» **PROBLEM TO WORK ON**
Work out the number of lines with "Suprafața" in them. Reply with that number and no other words.

---- RECORDED DATA

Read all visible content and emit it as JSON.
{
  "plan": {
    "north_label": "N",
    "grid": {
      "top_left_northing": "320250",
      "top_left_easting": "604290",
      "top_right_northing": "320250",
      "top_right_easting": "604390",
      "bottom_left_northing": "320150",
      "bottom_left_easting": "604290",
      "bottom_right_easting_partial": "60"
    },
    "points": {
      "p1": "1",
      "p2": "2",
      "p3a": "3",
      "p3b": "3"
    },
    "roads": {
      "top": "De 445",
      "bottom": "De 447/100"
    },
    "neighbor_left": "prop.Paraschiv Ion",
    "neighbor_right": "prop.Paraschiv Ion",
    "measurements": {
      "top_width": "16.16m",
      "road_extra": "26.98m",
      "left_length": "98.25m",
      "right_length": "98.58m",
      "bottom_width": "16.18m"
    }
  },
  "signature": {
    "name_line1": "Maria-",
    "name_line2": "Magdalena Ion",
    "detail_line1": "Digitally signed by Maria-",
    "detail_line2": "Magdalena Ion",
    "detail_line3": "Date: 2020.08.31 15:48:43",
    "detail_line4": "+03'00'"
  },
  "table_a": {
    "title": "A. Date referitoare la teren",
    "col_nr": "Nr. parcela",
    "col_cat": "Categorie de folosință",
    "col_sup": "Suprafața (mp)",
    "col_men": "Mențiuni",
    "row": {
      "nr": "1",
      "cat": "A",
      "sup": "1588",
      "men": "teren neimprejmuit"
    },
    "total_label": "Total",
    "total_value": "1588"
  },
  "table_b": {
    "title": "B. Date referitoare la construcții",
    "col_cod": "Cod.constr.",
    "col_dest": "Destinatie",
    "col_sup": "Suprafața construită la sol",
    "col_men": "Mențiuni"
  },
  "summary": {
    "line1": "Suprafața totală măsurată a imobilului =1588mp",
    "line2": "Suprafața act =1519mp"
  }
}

--------

» **RESULT OF THIS TASK**
4